DATA:
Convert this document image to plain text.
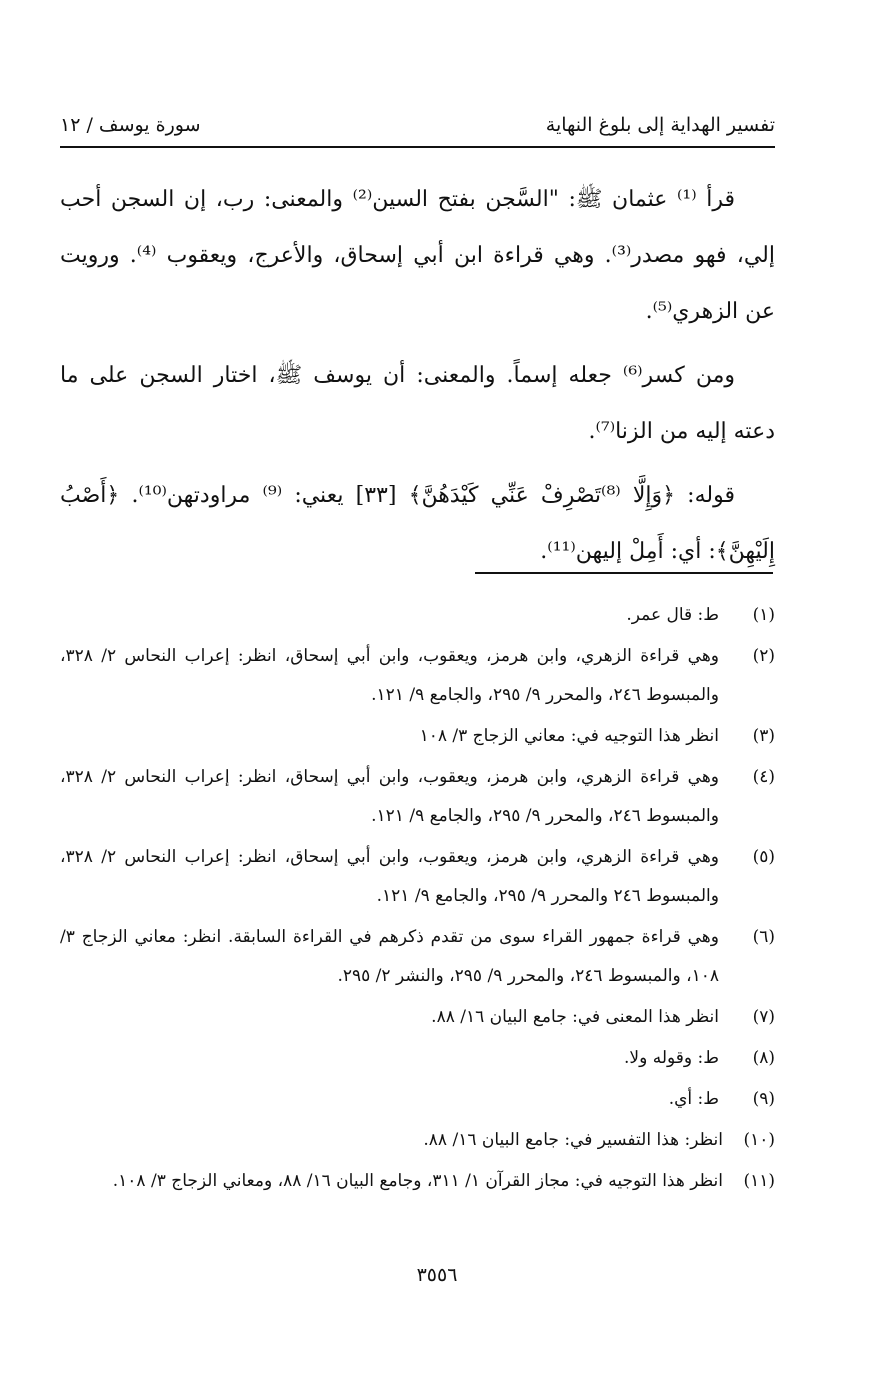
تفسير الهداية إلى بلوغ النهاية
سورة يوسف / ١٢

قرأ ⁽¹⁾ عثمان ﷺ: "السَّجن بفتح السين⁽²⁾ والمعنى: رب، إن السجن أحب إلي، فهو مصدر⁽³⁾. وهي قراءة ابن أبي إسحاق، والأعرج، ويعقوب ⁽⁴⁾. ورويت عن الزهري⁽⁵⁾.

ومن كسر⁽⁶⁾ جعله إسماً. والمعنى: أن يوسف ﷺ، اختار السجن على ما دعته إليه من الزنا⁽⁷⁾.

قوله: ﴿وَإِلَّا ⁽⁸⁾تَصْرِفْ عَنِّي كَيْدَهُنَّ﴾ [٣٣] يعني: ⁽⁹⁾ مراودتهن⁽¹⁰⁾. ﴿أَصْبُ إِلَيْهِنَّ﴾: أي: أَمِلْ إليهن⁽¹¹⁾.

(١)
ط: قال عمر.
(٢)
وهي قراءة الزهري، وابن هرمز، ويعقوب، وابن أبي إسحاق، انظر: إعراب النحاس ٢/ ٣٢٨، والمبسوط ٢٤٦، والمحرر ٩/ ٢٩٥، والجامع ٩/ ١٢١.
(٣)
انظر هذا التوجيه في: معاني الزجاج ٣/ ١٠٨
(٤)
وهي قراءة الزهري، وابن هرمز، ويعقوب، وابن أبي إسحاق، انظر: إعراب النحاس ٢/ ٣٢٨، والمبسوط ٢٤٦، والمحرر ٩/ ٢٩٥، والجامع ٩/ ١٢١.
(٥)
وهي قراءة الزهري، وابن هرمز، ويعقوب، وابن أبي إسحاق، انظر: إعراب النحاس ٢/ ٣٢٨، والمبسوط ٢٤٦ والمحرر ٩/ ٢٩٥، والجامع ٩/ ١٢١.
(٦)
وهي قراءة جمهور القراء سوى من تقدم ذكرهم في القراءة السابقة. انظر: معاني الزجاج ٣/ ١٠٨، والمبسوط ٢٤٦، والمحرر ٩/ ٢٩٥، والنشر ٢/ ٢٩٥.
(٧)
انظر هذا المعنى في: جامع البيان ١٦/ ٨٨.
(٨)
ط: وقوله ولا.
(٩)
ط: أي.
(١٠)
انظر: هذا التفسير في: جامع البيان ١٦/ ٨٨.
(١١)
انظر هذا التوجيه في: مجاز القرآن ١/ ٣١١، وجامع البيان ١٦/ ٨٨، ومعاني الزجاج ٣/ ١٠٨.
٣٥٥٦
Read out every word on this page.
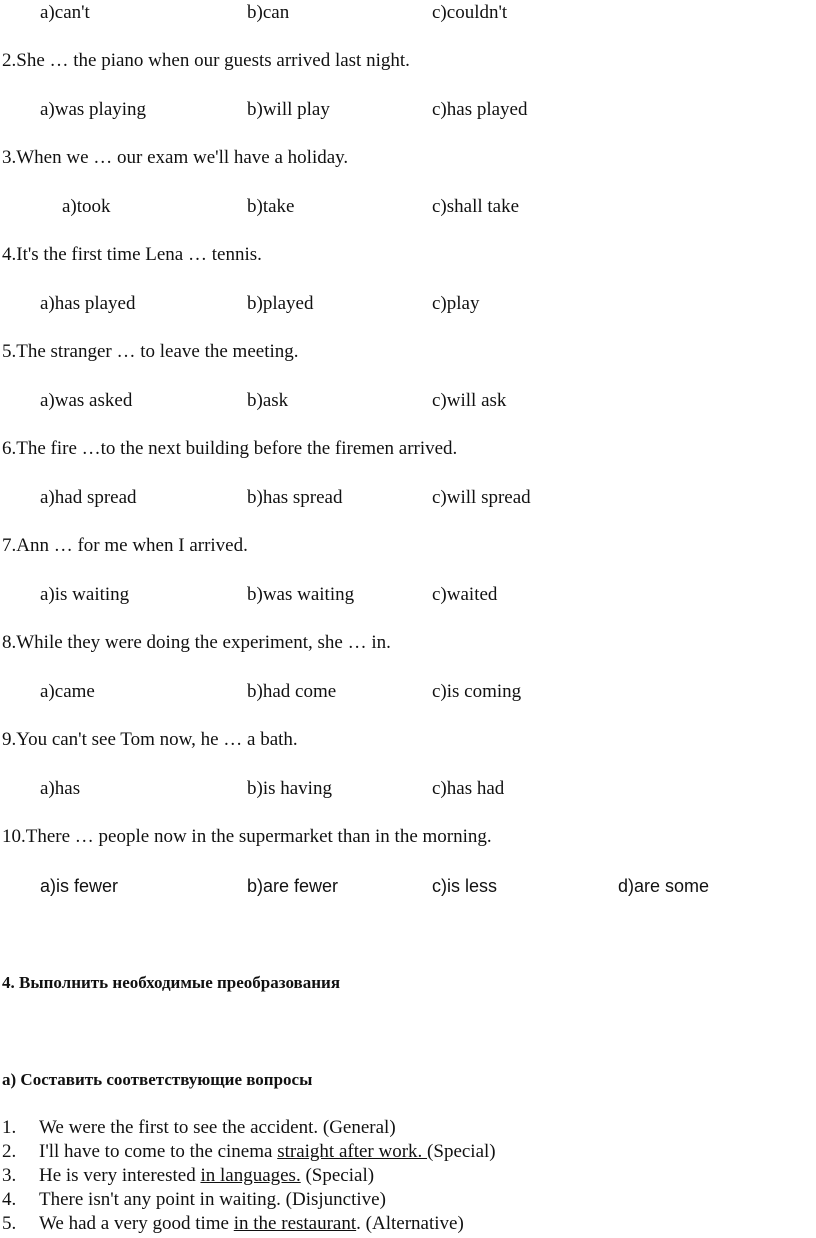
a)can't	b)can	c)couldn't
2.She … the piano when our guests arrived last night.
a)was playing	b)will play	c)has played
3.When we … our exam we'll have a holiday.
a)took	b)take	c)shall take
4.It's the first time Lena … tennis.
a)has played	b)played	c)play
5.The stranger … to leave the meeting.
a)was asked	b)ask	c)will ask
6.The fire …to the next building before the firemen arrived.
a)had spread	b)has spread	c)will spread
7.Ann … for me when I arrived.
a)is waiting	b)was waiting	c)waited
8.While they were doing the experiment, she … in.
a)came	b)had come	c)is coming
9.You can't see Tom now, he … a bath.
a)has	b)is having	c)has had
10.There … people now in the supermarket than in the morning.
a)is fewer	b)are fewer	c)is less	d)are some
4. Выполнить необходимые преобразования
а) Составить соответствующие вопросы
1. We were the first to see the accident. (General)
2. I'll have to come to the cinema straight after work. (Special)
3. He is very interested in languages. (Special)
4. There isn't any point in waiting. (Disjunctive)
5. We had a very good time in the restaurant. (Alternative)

SET EXERCISE:
Among the lines of the listing, how many hold the string "have"? Respond with only the number.

SOLUTION BELOW:
2